EXTRACTED RECORDS

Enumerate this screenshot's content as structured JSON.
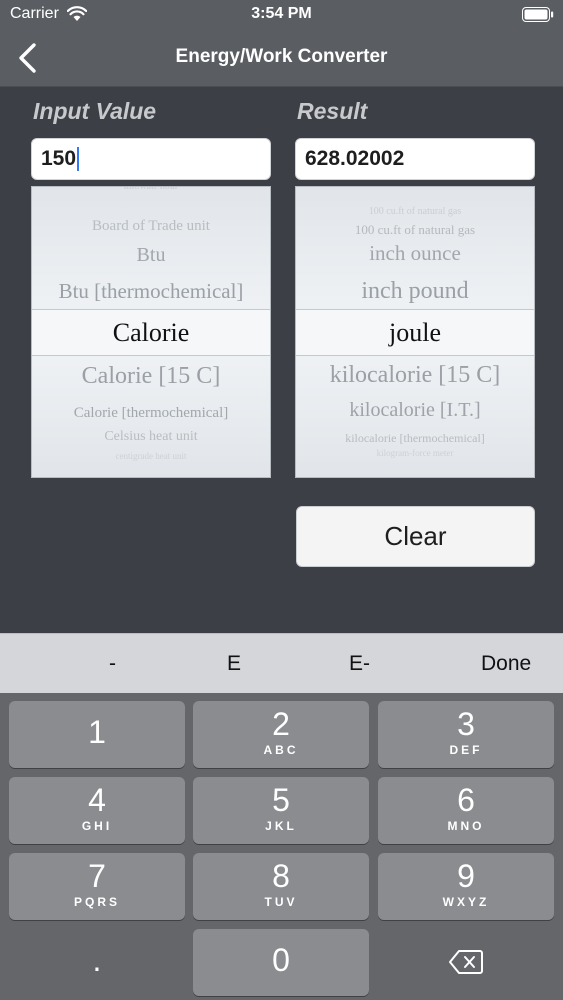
{
  "status_bar": {
    "carrier": "Carrier",
    "time": "3:54 PM"
  },
  "nav": {
    "title": "Energy/Work Converter"
  },
  "input": {
    "label": "Input Value",
    "value": "150",
    "picker": {
      "items": [
        "kilowatt-hour",
        "Board of Trade unit",
        "Btu",
        "Btu [thermochemical]",
        "Calorie",
        "Calorie [15 C]",
        "Calorie [thermochemical]",
        "Celsius heat unit",
        "centigrade heat unit"
      ],
      "selected": "Calorie"
    }
  },
  "result": {
    "label": "Result",
    "value": "628.02002",
    "picker": {
      "items": [
        "100 cu.ft of natural gas",
        "100 cu.ft of natural gas",
        "inch ounce",
        "inch pound",
        "joule",
        "kilocalorie [15 C]",
        "kilocalorie [I.T.]",
        "kilocalorie [thermochemical]",
        "kilogram-force meter"
      ],
      "selected": "joule"
    }
  },
  "clear_label": "Clear",
  "accessory": {
    "minus": "-",
    "e": "E",
    "e_minus": "E-",
    "done": "Done"
  },
  "keypad": {
    "keys": [
      {
        "digit": "1",
        "letters": ""
      },
      {
        "digit": "2",
        "letters": "ABC"
      },
      {
        "digit": "3",
        "letters": "DEF"
      },
      {
        "digit": "4",
        "letters": "GHI"
      },
      {
        "digit": "5",
        "letters": "JKL"
      },
      {
        "digit": "6",
        "letters": "MNO"
      },
      {
        "digit": "7",
        "letters": "PQRS"
      },
      {
        "digit": "8",
        "letters": "TUV"
      },
      {
        "digit": "9",
        "letters": "WXYZ"
      },
      {
        "digit": ".",
        "letters": ""
      },
      {
        "digit": "0",
        "letters": ""
      }
    ]
  },
  "colors": {
    "background": "#3c4046",
    "nav_bar": "#5a5e63",
    "caret": "#3478f6"
  }
}
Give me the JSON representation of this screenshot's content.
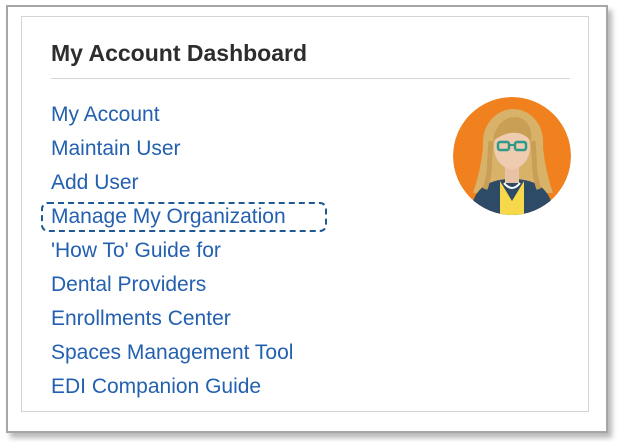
{
  "dashboard": {
    "title": "My Account Dashboard",
    "links": [
      {
        "label": "My Account"
      },
      {
        "label": "Maintain User"
      },
      {
        "label": "Add User"
      },
      {
        "label": "Manage My Organization",
        "highlighted": true
      },
      {
        "label": "'How To' Guide for"
      },
      {
        "label": "Dental Providers"
      },
      {
        "label": "Enrollments Center"
      },
      {
        "label": "Spaces Management Tool"
      },
      {
        "label": "EDI Companion Guide"
      }
    ],
    "avatar": {
      "icon": "user-avatar-icon",
      "background_color": "#f0811e"
    }
  },
  "colors": {
    "link": "#2460b0",
    "title": "#2d2d2d",
    "focus_ring": "#1e5a96"
  }
}
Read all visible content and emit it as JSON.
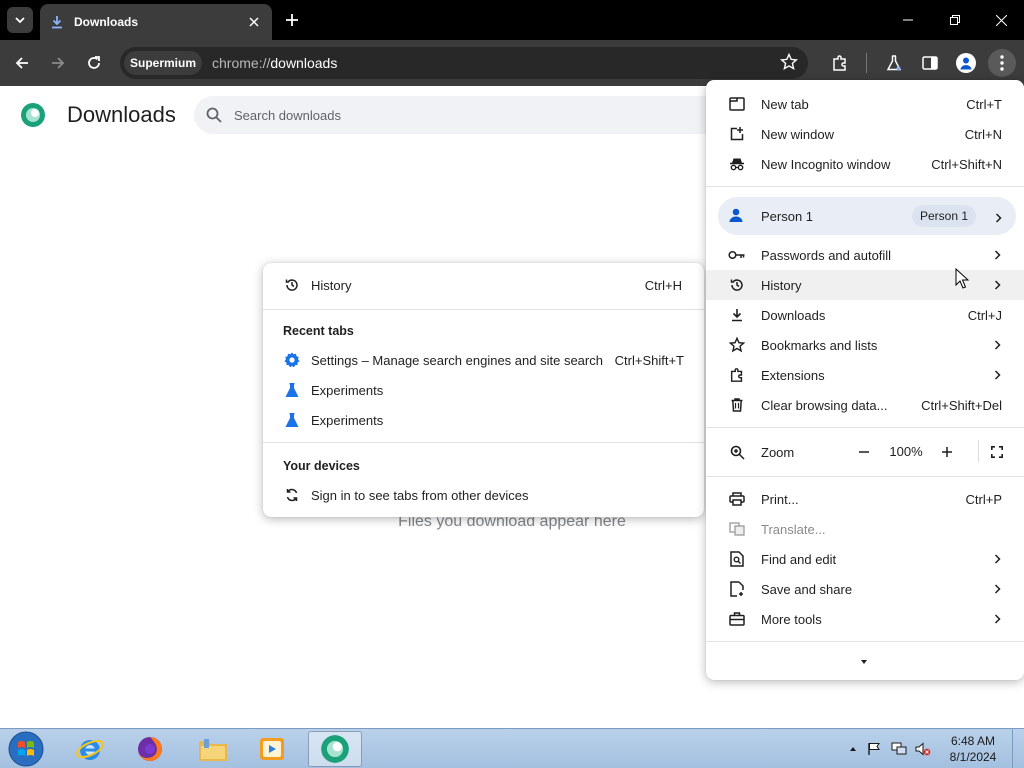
{
  "tabstrip": {
    "tab_title": "Downloads"
  },
  "toolbar": {
    "profile_chip": "Supermium",
    "url_scheme": "chrome://",
    "url_host": "downloads"
  },
  "page": {
    "title": "Downloads",
    "search_placeholder": "Search downloads",
    "empty_message": "Files you download appear here"
  },
  "main_menu": {
    "new_tab": {
      "label": "New tab",
      "shortcut": "Ctrl+T"
    },
    "new_window": {
      "label": "New window",
      "shortcut": "Ctrl+N"
    },
    "new_incognito": {
      "label": "New Incognito window",
      "shortcut": "Ctrl+Shift+N"
    },
    "person": {
      "label": "Person 1",
      "badge": "Person 1"
    },
    "passwords": {
      "label": "Passwords and autofill"
    },
    "history": {
      "label": "History"
    },
    "downloads": {
      "label": "Downloads",
      "shortcut": "Ctrl+J"
    },
    "bookmarks": {
      "label": "Bookmarks and lists"
    },
    "extensions": {
      "label": "Extensions"
    },
    "clear_data": {
      "label": "Clear browsing data...",
      "shortcut": "Ctrl+Shift+Del"
    },
    "zoom": {
      "label": "Zoom",
      "value": "100%"
    },
    "print": {
      "label": "Print...",
      "shortcut": "Ctrl+P"
    },
    "translate": {
      "label": "Translate..."
    },
    "find_edit": {
      "label": "Find and edit"
    },
    "save_share": {
      "label": "Save and share"
    },
    "more_tools": {
      "label": "More tools"
    }
  },
  "history_submenu": {
    "history": {
      "label": "History",
      "shortcut": "Ctrl+H"
    },
    "recent_tabs_header": "Recent tabs",
    "recent_tabs": [
      {
        "label": "Settings – Manage search engines and site search",
        "shortcut": "Ctrl+Shift+T",
        "icon": "gear-icon"
      },
      {
        "label": "Experiments",
        "icon": "flask-icon"
      },
      {
        "label": "Experiments",
        "icon": "flask-icon"
      }
    ],
    "your_devices_header": "Your devices",
    "sign_in": {
      "label": "Sign in to see tabs from other devices"
    }
  },
  "taskbar": {
    "time": "6:48 AM",
    "date": "8/1/2024"
  },
  "colors": {
    "accent": "#0b57d0",
    "toolbar": "#3c3c3c",
    "tabstrip": "#000000"
  }
}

SHORT EXERCISE
Can you repeat every record above exactly, apart from the pictures?

THE RESPONSE
Enumerate this screenshot's content as structured JSON.
{
  "status_bar": {
    "carrier": "Carrier",
    "time": "3:54 PM"
  },
  "nav": {
    "title": "Energy/Work Converter"
  },
  "input": {
    "label": "Input Value",
    "value": "150",
    "picker": {
      "items": [
        "kilowatt-hour",
        "Board of Trade unit",
        "Btu",
        "Btu [thermochemical]",
        "Calorie",
        "Calorie [15 C]",
        "Calorie [thermochemical]",
        "Celsius heat unit",
        "centigrade heat unit"
      ],
      "selected": "Calorie"
    }
  },
  "result": {
    "label": "Result",
    "value": "628.02002",
    "picker": {
      "items": [
        "100 cu.ft of natural gas",
        "100 cu.ft of natural gas",
        "inch ounce",
        "inch pound",
        "joule",
        "kilocalorie [15 C]",
        "kilocalorie [I.T.]",
        "kilocalorie [thermochemical]",
        "kilogram-force meter"
      ],
      "selected": "joule"
    }
  },
  "clear_label": "Clear",
  "accessory": {
    "minus": "-",
    "e": "E",
    "e_minus": "E-",
    "done": "Done"
  },
  "keypad": {
    "keys": [
      {
        "digit": "1",
        "letters": ""
      },
      {
        "digit": "2",
        "letters": "ABC"
      },
      {
        "digit": "3",
        "letters": "DEF"
      },
      {
        "digit": "4",
        "letters": "GHI"
      },
      {
        "digit": "5",
        "letters": "JKL"
      },
      {
        "digit": "6",
        "letters": "MNO"
      },
      {
        "digit": "7",
        "letters": "PQRS"
      },
      {
        "digit": "8",
        "letters": "TUV"
      },
      {
        "digit": "9",
        "letters": "WXYZ"
      },
      {
        "digit": ".",
        "letters": ""
      },
      {
        "digit": "0",
        "letters": ""
      }
    ]
  },
  "colors": {
    "background": "#3c4046",
    "nav_bar": "#5a5e63",
    "caret": "#3478f6"
  }
}
Give me the JSON representation of this screenshot's content.
{
  "dashboard": {
    "title": "My Account Dashboard",
    "links": [
      {
        "label": "My Account"
      },
      {
        "label": "Maintain User"
      },
      {
        "label": "Add User"
      },
      {
        "label": "Manage My Organization",
        "highlighted": true
      },
      {
        "label": "'How To' Guide for"
      },
      {
        "label": "Dental Providers"
      },
      {
        "label": "Enrollments Center"
      },
      {
        "label": "Spaces Management Tool"
      },
      {
        "label": "EDI Companion Guide"
      }
    ],
    "avatar": {
      "icon": "user-avatar-icon",
      "background_color": "#f0811e"
    }
  },
  "colors": {
    "link": "#2460b0",
    "title": "#2d2d2d",
    "focus_ring": "#1e5a96"
  }
}
Read all visible content and emit it as JSON.
{
  "tabstrip": {
    "tab_title": "Downloads"
  },
  "toolbar": {
    "profile_chip": "Supermium",
    "url_scheme": "chrome://",
    "url_host": "downloads"
  },
  "page": {
    "title": "Downloads",
    "search_placeholder": "Search downloads",
    "empty_message": "Files you download appear here"
  },
  "main_menu": {
    "new_tab": {
      "label": "New tab",
      "shortcut": "Ctrl+T"
    },
    "new_window": {
      "label": "New window",
      "shortcut": "Ctrl+N"
    },
    "new_incognito": {
      "label": "New Incognito window",
      "shortcut": "Ctrl+Shift+N"
    },
    "person": {
      "label": "Person 1",
      "badge": "Person 1"
    },
    "passwords": {
      "label": "Passwords and autofill"
    },
    "history": {
      "label": "History"
    },
    "downloads": {
      "label": "Downloads",
      "shortcut": "Ctrl+J"
    },
    "bookmarks": {
      "label": "Bookmarks and lists"
    },
    "extensions": {
      "label": "Extensions"
    },
    "clear_data": {
      "label": "Clear browsing data...",
      "shortcut": "Ctrl+Shift+Del"
    },
    "zoom": {
      "label": "Zoom",
      "value": "100%"
    },
    "print": {
      "label": "Print...",
      "shortcut": "Ctrl+P"
    },
    "translate": {
      "label": "Translate..."
    },
    "find_edit": {
      "label": "Find and edit"
    },
    "save_share": {
      "label": "Save and share"
    },
    "more_tools": {
      "label": "More tools"
    }
  },
  "history_submenu": {
    "history": {
      "label": "History",
      "shortcut": "Ctrl+H"
    },
    "recent_tabs_header": "Recent tabs",
    "recent_tabs": [
      {
        "label": "Settings – Manage search engines and site search",
        "shortcut": "Ctrl+Shift+T",
        "icon": "gear-icon"
      },
      {
        "label": "Experiments",
        "icon": "flask-icon"
      },
      {
        "label": "Experiments",
        "icon": "flask-icon"
      }
    ],
    "your_devices_header": "Your devices",
    "sign_in": {
      "label": "Sign in to see tabs from other devices"
    }
  },
  "taskbar": {
    "time": "6:48 AM",
    "date": "8/1/2024"
  },
  "colors": {
    "accent": "#0b57d0",
    "toolbar": "#3c3c3c",
    "tabstrip": "#000000"
  }
}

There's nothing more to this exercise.